■ **Dataset content**:
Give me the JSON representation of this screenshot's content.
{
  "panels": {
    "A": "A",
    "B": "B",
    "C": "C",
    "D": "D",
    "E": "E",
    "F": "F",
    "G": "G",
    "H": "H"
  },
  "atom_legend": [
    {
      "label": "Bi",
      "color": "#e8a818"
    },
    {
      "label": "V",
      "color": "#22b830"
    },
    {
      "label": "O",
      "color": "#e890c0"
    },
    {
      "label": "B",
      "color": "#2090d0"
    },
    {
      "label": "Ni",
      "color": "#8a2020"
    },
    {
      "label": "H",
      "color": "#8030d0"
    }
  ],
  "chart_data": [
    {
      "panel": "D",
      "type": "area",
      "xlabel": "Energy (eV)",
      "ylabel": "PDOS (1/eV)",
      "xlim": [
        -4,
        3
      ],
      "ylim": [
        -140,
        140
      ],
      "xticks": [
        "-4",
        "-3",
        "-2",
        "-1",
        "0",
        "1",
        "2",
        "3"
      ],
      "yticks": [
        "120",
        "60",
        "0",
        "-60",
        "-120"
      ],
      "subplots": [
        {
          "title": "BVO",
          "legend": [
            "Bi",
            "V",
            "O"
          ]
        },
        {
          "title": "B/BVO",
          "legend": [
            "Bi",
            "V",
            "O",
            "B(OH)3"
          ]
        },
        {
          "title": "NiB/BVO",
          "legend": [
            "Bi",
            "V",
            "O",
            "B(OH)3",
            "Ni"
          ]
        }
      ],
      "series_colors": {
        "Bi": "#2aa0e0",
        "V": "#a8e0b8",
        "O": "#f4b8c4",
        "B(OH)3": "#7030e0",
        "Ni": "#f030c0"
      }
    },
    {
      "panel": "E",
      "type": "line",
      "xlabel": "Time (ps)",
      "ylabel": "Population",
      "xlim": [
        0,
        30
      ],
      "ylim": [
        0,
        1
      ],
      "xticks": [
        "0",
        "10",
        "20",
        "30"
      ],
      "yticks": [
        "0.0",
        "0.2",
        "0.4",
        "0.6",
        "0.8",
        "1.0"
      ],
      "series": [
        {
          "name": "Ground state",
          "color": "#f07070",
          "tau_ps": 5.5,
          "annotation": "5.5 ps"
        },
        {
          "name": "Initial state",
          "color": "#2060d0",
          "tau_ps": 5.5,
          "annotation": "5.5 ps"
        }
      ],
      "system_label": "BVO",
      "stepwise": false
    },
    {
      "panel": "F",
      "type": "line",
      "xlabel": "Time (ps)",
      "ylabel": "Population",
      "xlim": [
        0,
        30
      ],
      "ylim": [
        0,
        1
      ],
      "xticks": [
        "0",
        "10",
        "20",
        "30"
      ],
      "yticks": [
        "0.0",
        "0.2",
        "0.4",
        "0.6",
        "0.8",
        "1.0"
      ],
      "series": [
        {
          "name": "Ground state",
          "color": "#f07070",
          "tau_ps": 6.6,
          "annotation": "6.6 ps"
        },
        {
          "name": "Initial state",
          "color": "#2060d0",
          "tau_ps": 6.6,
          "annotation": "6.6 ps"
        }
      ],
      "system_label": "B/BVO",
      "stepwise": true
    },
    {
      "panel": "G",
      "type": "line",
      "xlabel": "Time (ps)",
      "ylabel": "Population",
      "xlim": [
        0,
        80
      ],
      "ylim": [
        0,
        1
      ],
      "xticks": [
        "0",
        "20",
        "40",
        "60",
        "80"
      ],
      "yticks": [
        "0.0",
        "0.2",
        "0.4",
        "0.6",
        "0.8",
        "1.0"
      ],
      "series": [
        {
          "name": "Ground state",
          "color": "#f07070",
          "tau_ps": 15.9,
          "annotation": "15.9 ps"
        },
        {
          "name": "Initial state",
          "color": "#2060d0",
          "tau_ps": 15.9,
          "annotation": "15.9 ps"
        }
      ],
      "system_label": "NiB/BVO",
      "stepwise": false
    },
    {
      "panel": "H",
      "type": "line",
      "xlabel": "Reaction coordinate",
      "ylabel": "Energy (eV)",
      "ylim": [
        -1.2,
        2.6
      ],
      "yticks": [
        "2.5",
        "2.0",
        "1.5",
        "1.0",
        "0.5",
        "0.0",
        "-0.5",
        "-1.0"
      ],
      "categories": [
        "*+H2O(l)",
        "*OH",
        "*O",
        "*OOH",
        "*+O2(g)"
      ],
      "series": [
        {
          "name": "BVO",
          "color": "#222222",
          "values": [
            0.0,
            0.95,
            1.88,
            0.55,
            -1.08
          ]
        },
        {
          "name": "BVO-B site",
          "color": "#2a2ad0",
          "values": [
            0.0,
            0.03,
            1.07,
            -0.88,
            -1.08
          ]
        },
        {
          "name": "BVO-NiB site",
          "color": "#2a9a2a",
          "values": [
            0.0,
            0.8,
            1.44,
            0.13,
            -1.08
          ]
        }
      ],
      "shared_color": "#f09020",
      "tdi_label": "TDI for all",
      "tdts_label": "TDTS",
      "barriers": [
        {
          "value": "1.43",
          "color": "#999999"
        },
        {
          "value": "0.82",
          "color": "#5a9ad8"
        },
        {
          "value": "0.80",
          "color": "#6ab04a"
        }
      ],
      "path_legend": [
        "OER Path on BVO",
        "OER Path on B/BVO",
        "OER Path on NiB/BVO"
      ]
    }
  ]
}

■ **What you are asked to do**: Reproduce the complete data exactly as presented above.

■ **Correct result**:
Give me the JSON representation of this screenshot's content.
{
  "panels": {
    "A": "A",
    "B": "B",
    "C": "C",
    "D": "D",
    "E": "E",
    "F": "F",
    "G": "G",
    "H": "H"
  },
  "atom_legend": [
    {
      "label": "Bi",
      "color": "#e8a818"
    },
    {
      "label": "V",
      "color": "#22b830"
    },
    {
      "label": "O",
      "color": "#e890c0"
    },
    {
      "label": "B",
      "color": "#2090d0"
    },
    {
      "label": "Ni",
      "color": "#8a2020"
    },
    {
      "label": "H",
      "color": "#8030d0"
    }
  ],
  "chart_data": [
    {
      "panel": "D",
      "type": "area",
      "xlabel": "Energy (eV)",
      "ylabel": "PDOS (1/eV)",
      "xlim": [
        -4,
        3
      ],
      "ylim": [
        -140,
        140
      ],
      "xticks": [
        "-4",
        "-3",
        "-2",
        "-1",
        "0",
        "1",
        "2",
        "3"
      ],
      "yticks": [
        "120",
        "60",
        "0",
        "-60",
        "-120"
      ],
      "subplots": [
        {
          "title": "BVO",
          "legend": [
            "Bi",
            "V",
            "O"
          ]
        },
        {
          "title": "B/BVO",
          "legend": [
            "Bi",
            "V",
            "O",
            "B(OH)3"
          ]
        },
        {
          "title": "NiB/BVO",
          "legend": [
            "Bi",
            "V",
            "O",
            "B(OH)3",
            "Ni"
          ]
        }
      ],
      "series_colors": {
        "Bi": "#2aa0e0",
        "V": "#a8e0b8",
        "O": "#f4b8c4",
        "B(OH)3": "#7030e0",
        "Ni": "#f030c0"
      }
    },
    {
      "panel": "E",
      "type": "line",
      "xlabel": "Time (ps)",
      "ylabel": "Population",
      "xlim": [
        0,
        30
      ],
      "ylim": [
        0,
        1
      ],
      "xticks": [
        "0",
        "10",
        "20",
        "30"
      ],
      "yticks": [
        "0.0",
        "0.2",
        "0.4",
        "0.6",
        "0.8",
        "1.0"
      ],
      "series": [
        {
          "name": "Ground state",
          "color": "#f07070",
          "tau_ps": 5.5,
          "annotation": "5.5 ps"
        },
        {
          "name": "Initial state",
          "color": "#2060d0",
          "tau_ps": 5.5,
          "annotation": "5.5 ps"
        }
      ],
      "system_label": "BVO",
      "stepwise": false
    },
    {
      "panel": "F",
      "type": "line",
      "xlabel": "Time (ps)",
      "ylabel": "Population",
      "xlim": [
        0,
        30
      ],
      "ylim": [
        0,
        1
      ],
      "xticks": [
        "0",
        "10",
        "20",
        "30"
      ],
      "yticks": [
        "0.0",
        "0.2",
        "0.4",
        "0.6",
        "0.8",
        "1.0"
      ],
      "series": [
        {
          "name": "Ground state",
          "color": "#f07070",
          "tau_ps": 6.6,
          "annotation": "6.6 ps"
        },
        {
          "name": "Initial state",
          "color": "#2060d0",
          "tau_ps": 6.6,
          "annotation": "6.6 ps"
        }
      ],
      "system_label": "B/BVO",
      "stepwise": true
    },
    {
      "panel": "G",
      "type": "line",
      "xlabel": "Time (ps)",
      "ylabel": "Population",
      "xlim": [
        0,
        80
      ],
      "ylim": [
        0,
        1
      ],
      "xticks": [
        "0",
        "20",
        "40",
        "60",
        "80"
      ],
      "yticks": [
        "0.0",
        "0.2",
        "0.4",
        "0.6",
        "0.8",
        "1.0"
      ],
      "series": [
        {
          "name": "Ground state",
          "color": "#f07070",
          "tau_ps": 15.9,
          "annotation": "15.9 ps"
        },
        {
          "name": "Initial state",
          "color": "#2060d0",
          "tau_ps": 15.9,
          "annotation": "15.9 ps"
        }
      ],
      "system_label": "NiB/BVO",
      "stepwise": false
    },
    {
      "panel": "H",
      "type": "line",
      "xlabel": "Reaction coordinate",
      "ylabel": "Energy (eV)",
      "ylim": [
        -1.2,
        2.6
      ],
      "yticks": [
        "2.5",
        "2.0",
        "1.5",
        "1.0",
        "0.5",
        "0.0",
        "-0.5",
        "-1.0"
      ],
      "categories": [
        "*+H2O(l)",
        "*OH",
        "*O",
        "*OOH",
        "*+O2(g)"
      ],
      "series": [
        {
          "name": "BVO",
          "color": "#222222",
          "values": [
            0.0,
            0.95,
            1.88,
            0.55,
            -1.08
          ]
        },
        {
          "name": "BVO-B site",
          "color": "#2a2ad0",
          "values": [
            0.0,
            0.03,
            1.07,
            -0.88,
            -1.08
          ]
        },
        {
          "name": "BVO-NiB site",
          "color": "#2a9a2a",
          "values": [
            0.0,
            0.8,
            1.44,
            0.13,
            -1.08
          ]
        }
      ],
      "shared_color": "#f09020",
      "tdi_label": "TDI for all",
      "tdts_label": "TDTS",
      "barriers": [
        {
          "value": "1.43",
          "color": "#999999"
        },
        {
          "value": "0.82",
          "color": "#5a9ad8"
        },
        {
          "value": "0.80",
          "color": "#6ab04a"
        }
      ],
      "path_legend": [
        "OER Path on BVO",
        "OER Path on B/BVO",
        "OER Path on NiB/BVO"
      ]
    }
  ]
}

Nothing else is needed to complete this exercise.